Report only the number of lines that hold the word "final".

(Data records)

[Begin]

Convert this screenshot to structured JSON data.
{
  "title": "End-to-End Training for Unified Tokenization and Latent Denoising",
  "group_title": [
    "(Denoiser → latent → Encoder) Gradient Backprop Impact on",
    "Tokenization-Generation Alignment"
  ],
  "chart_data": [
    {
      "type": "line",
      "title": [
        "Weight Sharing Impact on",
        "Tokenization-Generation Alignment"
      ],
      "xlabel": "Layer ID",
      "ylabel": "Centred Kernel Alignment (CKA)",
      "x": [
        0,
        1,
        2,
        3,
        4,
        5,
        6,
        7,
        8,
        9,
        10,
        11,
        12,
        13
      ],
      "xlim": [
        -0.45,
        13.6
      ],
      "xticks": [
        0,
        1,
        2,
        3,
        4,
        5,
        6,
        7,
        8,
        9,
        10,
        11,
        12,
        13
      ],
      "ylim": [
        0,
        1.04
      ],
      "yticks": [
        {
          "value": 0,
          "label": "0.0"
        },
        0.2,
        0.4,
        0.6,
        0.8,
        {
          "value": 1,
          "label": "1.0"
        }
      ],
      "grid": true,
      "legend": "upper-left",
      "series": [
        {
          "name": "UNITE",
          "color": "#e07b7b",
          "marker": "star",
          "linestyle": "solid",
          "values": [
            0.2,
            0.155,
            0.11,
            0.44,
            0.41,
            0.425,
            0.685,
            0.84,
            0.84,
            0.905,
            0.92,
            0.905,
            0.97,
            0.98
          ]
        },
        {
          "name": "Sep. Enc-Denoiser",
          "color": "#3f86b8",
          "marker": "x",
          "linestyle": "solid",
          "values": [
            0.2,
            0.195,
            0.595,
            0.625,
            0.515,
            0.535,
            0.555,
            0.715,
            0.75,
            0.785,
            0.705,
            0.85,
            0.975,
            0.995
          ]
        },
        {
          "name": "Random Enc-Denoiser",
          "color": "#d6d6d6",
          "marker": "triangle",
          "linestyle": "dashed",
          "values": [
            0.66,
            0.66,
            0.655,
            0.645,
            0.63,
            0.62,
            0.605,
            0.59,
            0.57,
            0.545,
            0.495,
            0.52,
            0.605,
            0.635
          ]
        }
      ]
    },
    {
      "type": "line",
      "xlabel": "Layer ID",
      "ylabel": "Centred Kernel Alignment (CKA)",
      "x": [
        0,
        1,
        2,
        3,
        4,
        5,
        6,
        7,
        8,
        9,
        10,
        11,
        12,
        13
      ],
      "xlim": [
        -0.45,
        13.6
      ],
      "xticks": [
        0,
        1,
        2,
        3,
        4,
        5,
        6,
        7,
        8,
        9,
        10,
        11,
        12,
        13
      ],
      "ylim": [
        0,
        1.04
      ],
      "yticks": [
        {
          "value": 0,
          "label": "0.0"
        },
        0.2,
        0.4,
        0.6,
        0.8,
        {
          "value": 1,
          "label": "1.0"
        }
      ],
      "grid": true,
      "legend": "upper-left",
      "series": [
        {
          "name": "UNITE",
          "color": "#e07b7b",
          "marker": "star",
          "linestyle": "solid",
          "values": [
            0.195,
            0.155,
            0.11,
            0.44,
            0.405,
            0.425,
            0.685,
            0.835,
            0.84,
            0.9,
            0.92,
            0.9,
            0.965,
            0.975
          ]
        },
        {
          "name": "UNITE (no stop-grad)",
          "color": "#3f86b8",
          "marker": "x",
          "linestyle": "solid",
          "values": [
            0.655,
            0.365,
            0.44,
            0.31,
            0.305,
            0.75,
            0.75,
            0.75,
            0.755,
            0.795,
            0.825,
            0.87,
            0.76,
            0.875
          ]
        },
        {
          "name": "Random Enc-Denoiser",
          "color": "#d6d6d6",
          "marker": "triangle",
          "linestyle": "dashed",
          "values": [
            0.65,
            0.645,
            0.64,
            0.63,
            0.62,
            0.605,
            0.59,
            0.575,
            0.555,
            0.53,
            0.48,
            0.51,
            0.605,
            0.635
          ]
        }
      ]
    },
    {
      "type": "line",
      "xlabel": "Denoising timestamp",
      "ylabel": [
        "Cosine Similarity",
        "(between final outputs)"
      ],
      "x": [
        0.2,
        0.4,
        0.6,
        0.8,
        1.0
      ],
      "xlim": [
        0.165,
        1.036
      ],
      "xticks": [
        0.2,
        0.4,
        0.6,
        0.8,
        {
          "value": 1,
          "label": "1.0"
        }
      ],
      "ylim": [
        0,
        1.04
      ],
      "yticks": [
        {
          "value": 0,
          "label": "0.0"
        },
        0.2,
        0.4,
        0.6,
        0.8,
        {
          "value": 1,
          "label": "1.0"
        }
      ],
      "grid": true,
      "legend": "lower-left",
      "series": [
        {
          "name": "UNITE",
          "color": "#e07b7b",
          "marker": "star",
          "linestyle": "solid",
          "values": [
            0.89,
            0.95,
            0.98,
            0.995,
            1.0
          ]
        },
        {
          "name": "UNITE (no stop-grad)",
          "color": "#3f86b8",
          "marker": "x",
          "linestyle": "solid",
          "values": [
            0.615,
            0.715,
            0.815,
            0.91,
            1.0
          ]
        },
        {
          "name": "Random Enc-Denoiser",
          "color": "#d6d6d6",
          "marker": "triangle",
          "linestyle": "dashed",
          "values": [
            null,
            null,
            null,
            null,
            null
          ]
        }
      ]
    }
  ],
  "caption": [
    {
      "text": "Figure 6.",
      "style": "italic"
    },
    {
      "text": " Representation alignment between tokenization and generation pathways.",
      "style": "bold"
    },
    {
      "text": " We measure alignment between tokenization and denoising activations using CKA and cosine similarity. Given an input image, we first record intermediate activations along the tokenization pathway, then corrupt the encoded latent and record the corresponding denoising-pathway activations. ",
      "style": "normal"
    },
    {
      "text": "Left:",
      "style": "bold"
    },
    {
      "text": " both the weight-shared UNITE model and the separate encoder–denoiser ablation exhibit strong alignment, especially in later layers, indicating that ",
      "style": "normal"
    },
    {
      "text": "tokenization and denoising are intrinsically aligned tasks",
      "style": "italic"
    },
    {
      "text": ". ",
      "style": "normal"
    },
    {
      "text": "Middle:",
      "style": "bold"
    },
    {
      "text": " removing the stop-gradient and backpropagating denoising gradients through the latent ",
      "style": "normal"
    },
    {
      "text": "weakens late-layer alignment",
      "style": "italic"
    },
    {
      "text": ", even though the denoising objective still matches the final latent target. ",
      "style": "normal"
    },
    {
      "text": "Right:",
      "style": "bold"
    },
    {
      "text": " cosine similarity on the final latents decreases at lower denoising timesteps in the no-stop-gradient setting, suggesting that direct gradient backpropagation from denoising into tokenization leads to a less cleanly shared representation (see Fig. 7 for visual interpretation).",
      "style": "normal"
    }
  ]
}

[End]

# WRITTEN ANSWER
3